[Rows from a figure dataset]

◆ ◆ ◆ ◆ ◆

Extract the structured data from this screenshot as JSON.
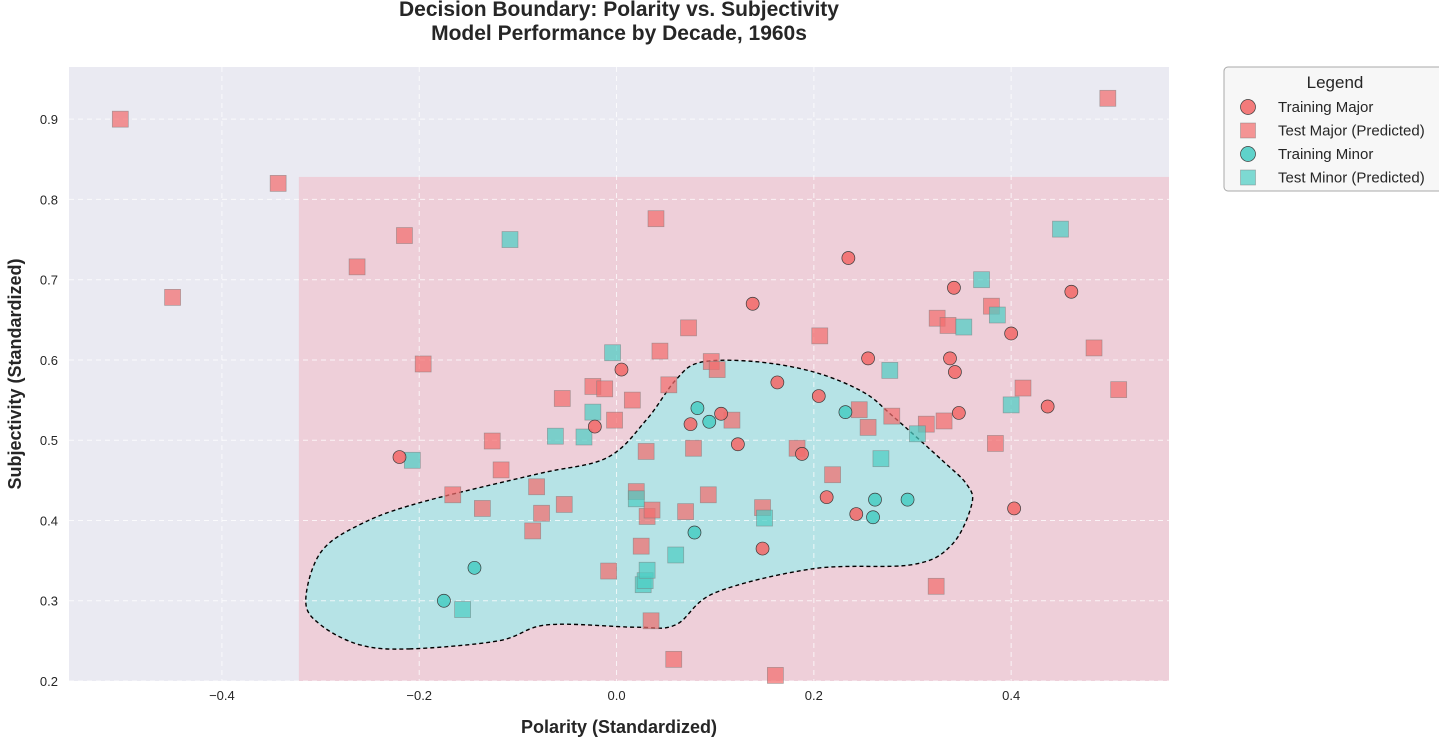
{
  "chart_data": {
    "type": "scatter",
    "title": "Decision Boundary: Polarity vs. Subjectivity",
    "subtitle": "Model Performance by Decade, 1960s",
    "xlabel": "Polarity (Standardized)",
    "ylabel": "Subjectivity (Standardized)",
    "xlim": [
      -0.555,
      0.56
    ],
    "ylim": [
      0.2,
      0.965
    ],
    "x_ticks": [
      "−0.4",
      "−0.2",
      "0.0",
      "0.2",
      "0.4"
    ],
    "x_tick_values": [
      -0.4,
      -0.2,
      0.0,
      0.2,
      0.4
    ],
    "y_ticks": [
      "0.2",
      "0.3",
      "0.4",
      "0.5",
      "0.6",
      "0.7",
      "0.8",
      "0.9"
    ],
    "y_tick_values": [
      0.2,
      0.3,
      0.4,
      0.5,
      0.6,
      0.7,
      0.8,
      0.9
    ],
    "grid": true,
    "legend_title": "Legend",
    "legend_position": "outside-top-right",
    "regions": [
      {
        "class": "Major",
        "color": "#f4a4b0",
        "shape": "rectangle",
        "x_range": [
          -0.322,
          0.56
        ],
        "y_range": [
          0.2,
          0.828
        ]
      },
      {
        "class": "Minor",
        "color": "#b6e3e6",
        "shape": "closed-contour",
        "boundary": "dashed",
        "points": [
          [
            -0.21,
            0.24
          ],
          [
            -0.12,
            0.25
          ],
          [
            -0.07,
            0.27
          ],
          [
            0.02,
            0.267
          ],
          [
            0.06,
            0.27
          ],
          [
            0.1,
            0.31
          ],
          [
            0.2,
            0.34
          ],
          [
            0.3,
            0.345
          ],
          [
            0.34,
            0.37
          ],
          [
            0.36,
            0.42
          ],
          [
            0.355,
            0.445
          ],
          [
            0.33,
            0.475
          ],
          [
            0.28,
            0.53
          ],
          [
            0.25,
            0.56
          ],
          [
            0.2,
            0.585
          ],
          [
            0.14,
            0.598
          ],
          [
            0.085,
            0.597
          ],
          [
            0.06,
            0.575
          ],
          [
            0.03,
            0.525
          ],
          [
            -0.01,
            0.478
          ],
          [
            -0.08,
            0.458
          ],
          [
            -0.2,
            0.422
          ],
          [
            -0.26,
            0.395
          ],
          [
            -0.3,
            0.36
          ],
          [
            -0.315,
            0.3
          ],
          [
            -0.3,
            0.27
          ],
          [
            -0.26,
            0.245
          ]
        ]
      }
    ],
    "series": [
      {
        "name": "Training Major",
        "marker": "circle",
        "color": "#f26d6d",
        "points": [
          [
            -0.22,
            0.479
          ],
          [
            0.005,
            0.588
          ],
          [
            -0.022,
            0.517
          ],
          [
            0.075,
            0.52
          ],
          [
            0.106,
            0.533
          ],
          [
            0.123,
            0.495
          ],
          [
            0.138,
            0.67
          ],
          [
            0.148,
            0.365
          ],
          [
            0.163,
            0.572
          ],
          [
            0.188,
            0.483
          ],
          [
            0.205,
            0.555
          ],
          [
            0.213,
            0.429
          ],
          [
            0.235,
            0.727
          ],
          [
            0.243,
            0.408
          ],
          [
            0.255,
            0.602
          ],
          [
            0.338,
            0.602
          ],
          [
            0.342,
            0.69
          ],
          [
            0.343,
            0.585
          ],
          [
            0.347,
            0.534
          ],
          [
            0.4,
            0.633
          ],
          [
            0.403,
            0.415
          ],
          [
            0.437,
            0.542
          ],
          [
            0.461,
            0.685
          ]
        ]
      },
      {
        "name": "Test Major (Predicted)",
        "marker": "square",
        "color": "#f26d6d",
        "points": [
          [
            -0.503,
            0.9
          ],
          [
            -0.45,
            0.678
          ],
          [
            -0.343,
            0.82
          ],
          [
            -0.263,
            0.716
          ],
          [
            -0.215,
            0.755
          ],
          [
            -0.196,
            0.595
          ],
          [
            -0.166,
            0.432
          ],
          [
            -0.136,
            0.415
          ],
          [
            -0.126,
            0.499
          ],
          [
            -0.117,
            0.463
          ],
          [
            -0.085,
            0.387
          ],
          [
            -0.081,
            0.442
          ],
          [
            -0.076,
            0.409
          ],
          [
            -0.055,
            0.552
          ],
          [
            -0.053,
            0.42
          ],
          [
            -0.024,
            0.567
          ],
          [
            -0.012,
            0.564
          ],
          [
            -0.008,
            0.337
          ],
          [
            -0.002,
            0.525
          ],
          [
            0.016,
            0.55
          ],
          [
            0.02,
            0.436
          ],
          [
            0.025,
            0.368
          ],
          [
            0.03,
            0.486
          ],
          [
            0.031,
            0.405
          ],
          [
            0.035,
            0.275
          ],
          [
            0.036,
            0.413
          ],
          [
            0.04,
            0.776
          ],
          [
            0.044,
            0.611
          ],
          [
            0.053,
            0.569
          ],
          [
            0.058,
            0.227
          ],
          [
            0.07,
            0.411
          ],
          [
            0.073,
            0.64
          ],
          [
            0.078,
            0.49
          ],
          [
            0.093,
            0.432
          ],
          [
            0.096,
            0.598
          ],
          [
            0.102,
            0.588
          ],
          [
            0.117,
            0.525
          ],
          [
            0.148,
            0.416
          ],
          [
            0.161,
            0.207
          ],
          [
            0.183,
            0.49
          ],
          [
            0.206,
            0.63
          ],
          [
            0.219,
            0.457
          ],
          [
            0.246,
            0.538
          ],
          [
            0.255,
            0.516
          ],
          [
            0.279,
            0.53
          ],
          [
            0.314,
            0.52
          ],
          [
            0.324,
            0.318
          ],
          [
            0.325,
            0.652
          ],
          [
            0.332,
            0.524
          ],
          [
            0.336,
            0.643
          ],
          [
            0.38,
            0.667
          ],
          [
            0.384,
            0.496
          ],
          [
            0.412,
            0.565
          ],
          [
            0.484,
            0.615
          ],
          [
            0.498,
            0.926
          ],
          [
            0.509,
            0.563
          ]
        ]
      },
      {
        "name": "Training Minor",
        "marker": "circle",
        "color": "#4ecdc4",
        "points": [
          [
            -0.175,
            0.3
          ],
          [
            -0.144,
            0.341
          ],
          [
            0.079,
            0.385
          ],
          [
            0.082,
            0.54
          ],
          [
            0.094,
            0.523
          ],
          [
            0.232,
            0.535
          ],
          [
            0.26,
            0.404
          ],
          [
            0.262,
            0.426
          ],
          [
            0.295,
            0.426
          ]
        ]
      },
      {
        "name": "Test Minor (Predicted)",
        "marker": "square",
        "color": "#4ecdc4",
        "points": [
          [
            -0.207,
            0.475
          ],
          [
            -0.156,
            0.289
          ],
          [
            -0.108,
            0.75
          ],
          [
            -0.062,
            0.505
          ],
          [
            -0.033,
            0.504
          ],
          [
            -0.024,
            0.535
          ],
          [
            -0.004,
            0.609
          ],
          [
            0.02,
            0.427
          ],
          [
            0.027,
            0.32
          ],
          [
            0.029,
            0.325
          ],
          [
            0.031,
            0.338
          ],
          [
            0.06,
            0.357
          ],
          [
            0.15,
            0.403
          ],
          [
            0.268,
            0.477
          ],
          [
            0.277,
            0.587
          ],
          [
            0.305,
            0.508
          ],
          [
            0.37,
            0.7
          ],
          [
            0.352,
            0.641
          ],
          [
            0.386,
            0.656
          ],
          [
            0.4,
            0.544
          ],
          [
            0.45,
            0.763
          ]
        ]
      }
    ]
  }
}
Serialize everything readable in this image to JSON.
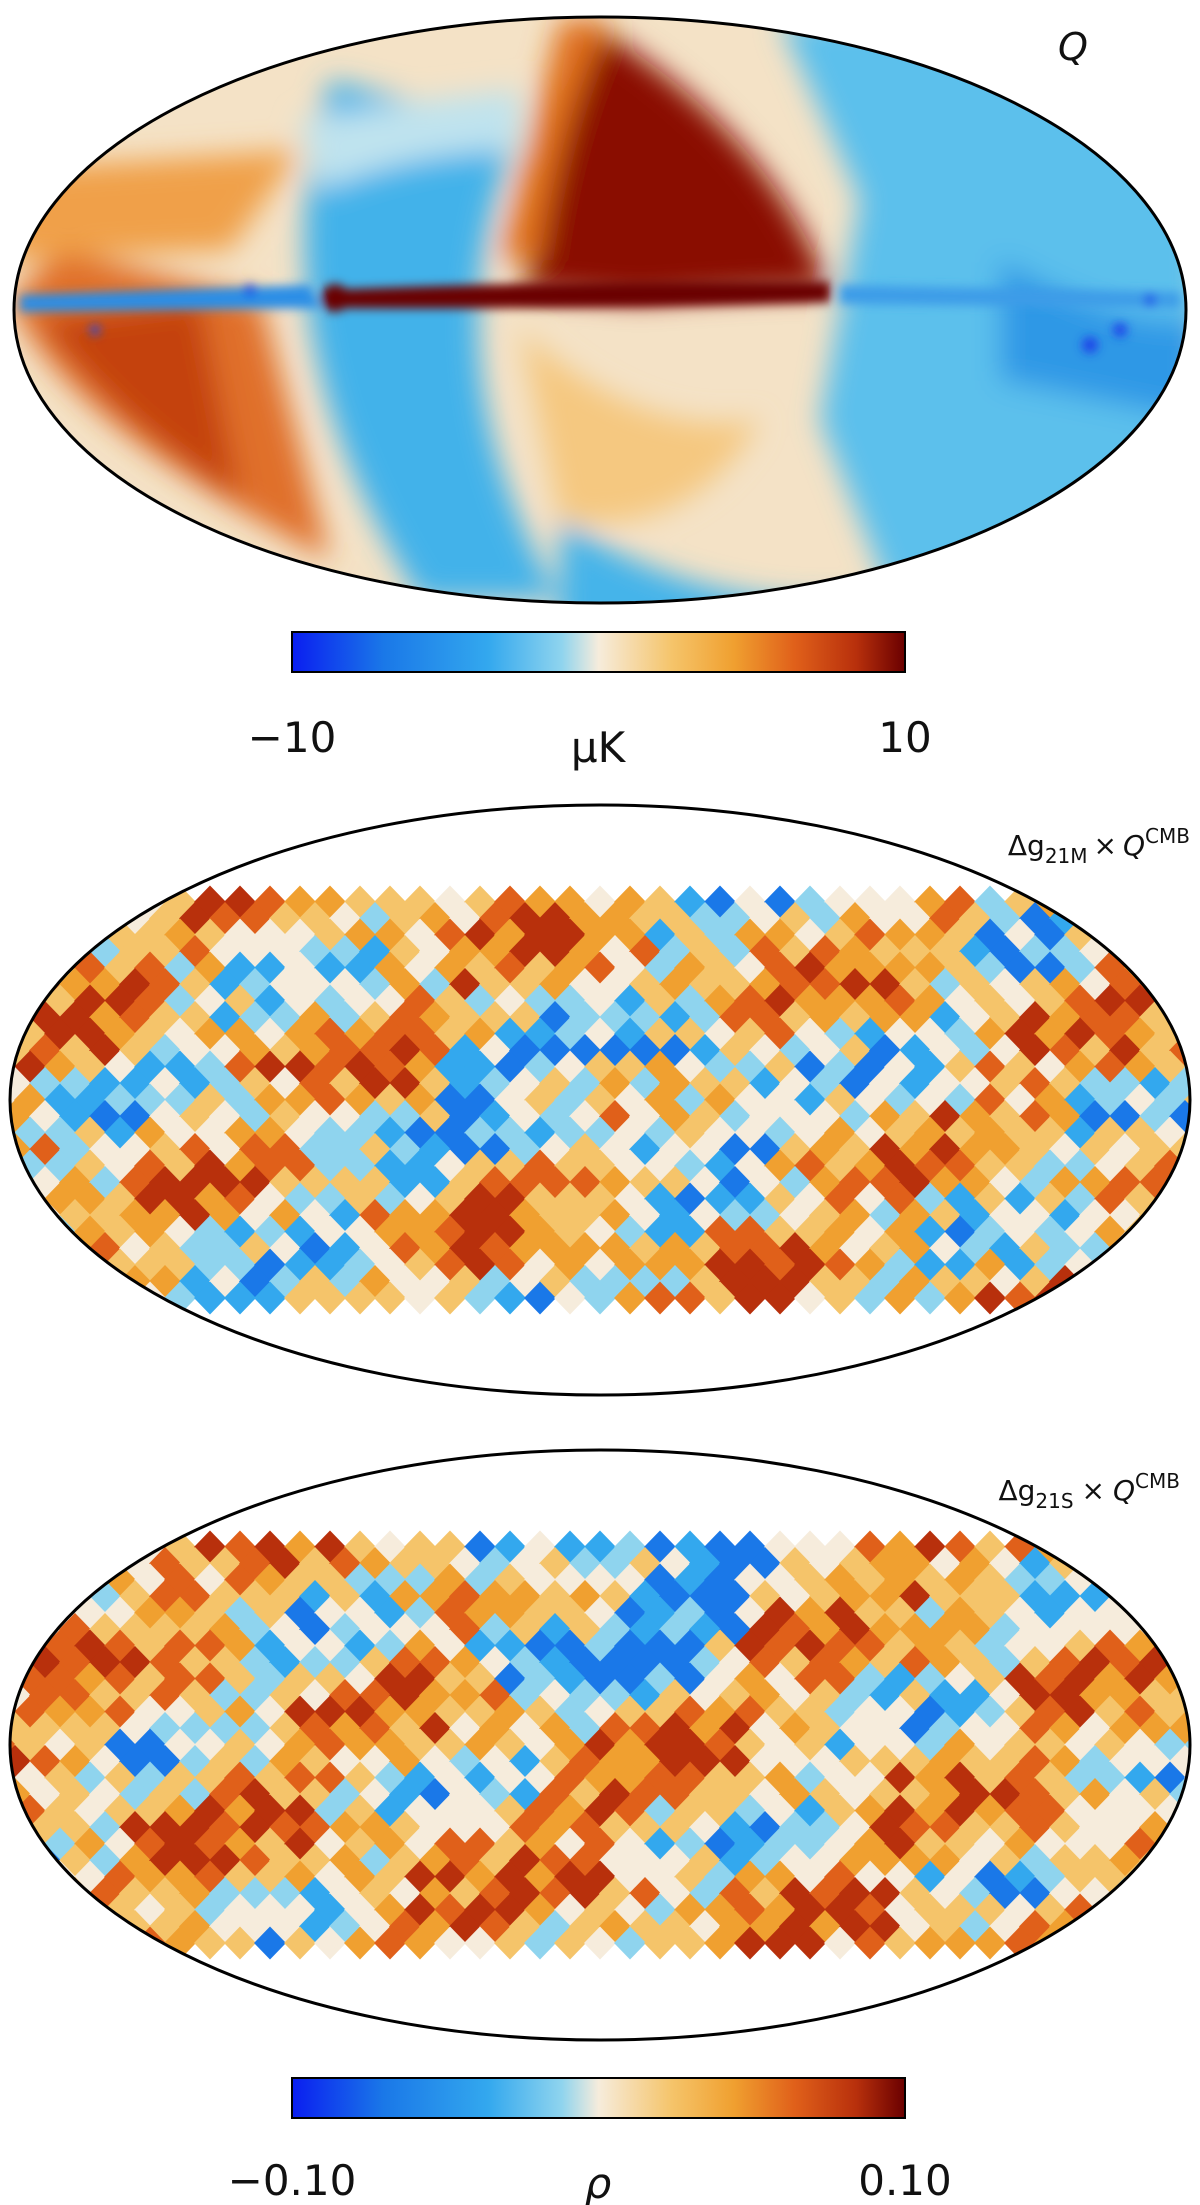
{
  "figure": {
    "panels": [
      {
        "id": "q-map",
        "label": "Q",
        "kind": "smooth-sky-map"
      },
      {
        "id": "corr-21m",
        "label_prefix": "Δg",
        "label_sub": "21M",
        "label_times": "×",
        "label_q": "Q",
        "label_sup": "CMB",
        "kind": "pixel-correlation-map"
      },
      {
        "id": "corr-21s",
        "label_prefix": "Δg",
        "label_sub": "21S",
        "label_times": "×",
        "label_q": "Q",
        "label_sup": "CMB",
        "kind": "pixel-correlation-map"
      }
    ],
    "colorbar_top": {
      "min_label": "−10",
      "max_label": "10",
      "unit_label": "μK",
      "min": -10,
      "max": 10
    },
    "colorbar_bottom": {
      "min_label": "−0.10",
      "max_label": "0.10",
      "unit_label": "ρ",
      "min": -0.1,
      "max": 0.1
    },
    "colormap": [
      "#0a1ef0",
      "#1a78e8",
      "#33a8ee",
      "#8fd4ee",
      "#f6ecdc",
      "#f5c46a",
      "#f0a030",
      "#e0601a",
      "#b8300c",
      "#6a0000"
    ]
  }
}
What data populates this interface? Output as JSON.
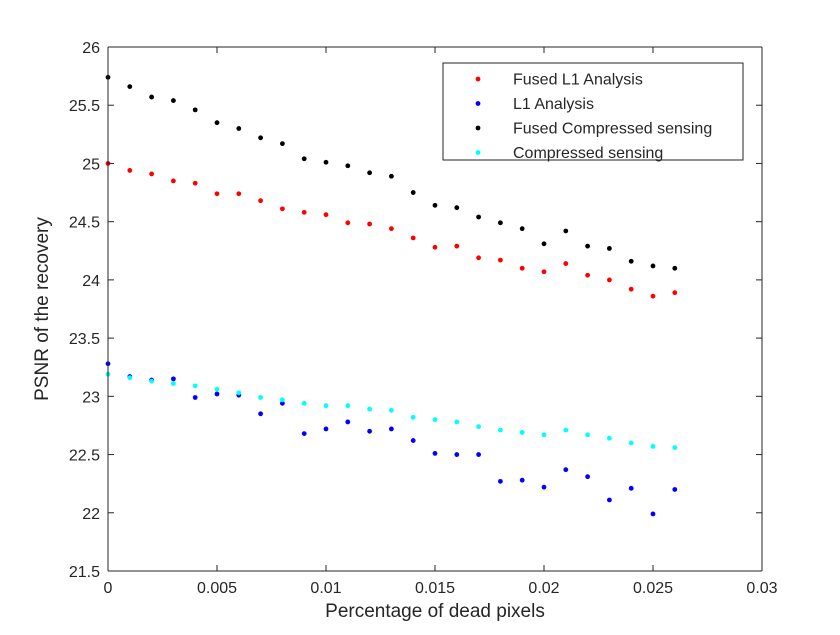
{
  "chart_data": {
    "type": "scatter",
    "title": "",
    "xlabel": "Percentage of dead pixels",
    "ylabel": "PSNR of the recovery",
    "xlim": [
      0,
      0.03
    ],
    "ylim": [
      21.5,
      26
    ],
    "grid": false,
    "legend_position": "top-right",
    "x_ticks": [
      0,
      0.005,
      0.01,
      0.015,
      0.02,
      0.025,
      0.03
    ],
    "x_tick_labels": [
      "0",
      "0.005",
      "0.01",
      "0.015",
      "0.02",
      "0.025",
      "0.03"
    ],
    "y_ticks": [
      21.5,
      22,
      22.5,
      23,
      23.5,
      24,
      24.5,
      25,
      25.5,
      26
    ],
    "y_tick_labels": [
      "21.5",
      "22",
      "22.5",
      "23",
      "23.5",
      "24",
      "24.5",
      "25",
      "25.5",
      "26"
    ],
    "x": [
      0,
      0.001,
      0.002,
      0.003,
      0.004,
      0.005,
      0.006,
      0.007,
      0.008,
      0.009,
      0.01,
      0.011,
      0.012,
      0.013,
      0.014,
      0.015,
      0.016,
      0.017,
      0.018,
      0.019,
      0.02,
      0.021,
      0.022,
      0.023,
      0.024,
      0.025,
      0.026
    ],
    "series": [
      {
        "name": "Fused L1 Analysis",
        "color": "#ff0000",
        "values": [
          25.0,
          24.94,
          24.91,
          24.85,
          24.83,
          24.74,
          24.74,
          24.68,
          24.61,
          24.58,
          24.56,
          24.49,
          24.48,
          24.44,
          24.36,
          24.28,
          24.29,
          24.19,
          24.17,
          24.1,
          24.07,
          24.14,
          24.04,
          24.0,
          23.92,
          23.86,
          23.89
        ]
      },
      {
        "name": "L1 Analysis",
        "color": "#0000ff",
        "values": [
          23.28,
          23.17,
          23.14,
          23.15,
          22.99,
          23.02,
          23.01,
          22.85,
          22.94,
          22.68,
          22.72,
          22.78,
          22.7,
          22.72,
          22.62,
          22.51,
          22.5,
          22.5,
          22.27,
          22.28,
          22.22,
          22.37,
          22.31,
          22.11,
          22.21,
          21.99,
          22.2
        ]
      },
      {
        "name": "Fused Compressed sensing",
        "color": "#000000",
        "values": [
          25.74,
          25.66,
          25.57,
          25.54,
          25.46,
          25.35,
          25.3,
          25.22,
          25.17,
          25.04,
          25.01,
          24.98,
          24.92,
          24.89,
          24.75,
          24.64,
          24.62,
          24.54,
          24.49,
          24.44,
          24.31,
          24.42,
          24.29,
          24.27,
          24.16,
          24.12,
          24.1
        ]
      },
      {
        "name": "Compressed sensing",
        "color": "#00ffff",
        "values": [
          23.19,
          23.16,
          23.13,
          23.11,
          23.09,
          23.06,
          23.03,
          22.99,
          22.97,
          22.94,
          22.92,
          22.92,
          22.89,
          22.88,
          22.82,
          22.8,
          22.78,
          22.74,
          22.71,
          22.69,
          22.67,
          22.71,
          22.67,
          22.64,
          22.6,
          22.57,
          22.56
        ]
      }
    ]
  }
}
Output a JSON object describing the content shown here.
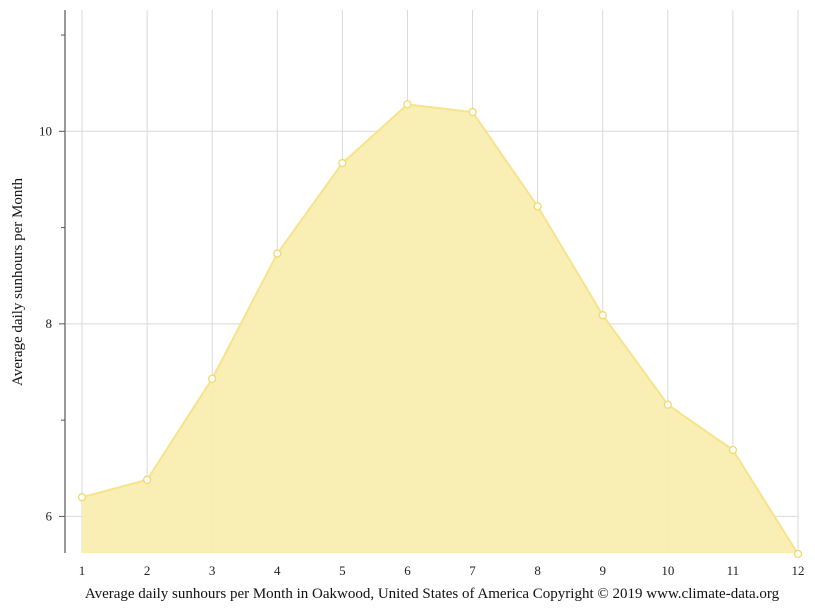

◆ ◆ ◆ ◆ ◆

Given problem => From the listing above, copy all lines holding the word "Minor".

Answer to this task =>
        "class": "Minor",
        "name": "Training Minor",
        "name": "Test Minor (Predicted)",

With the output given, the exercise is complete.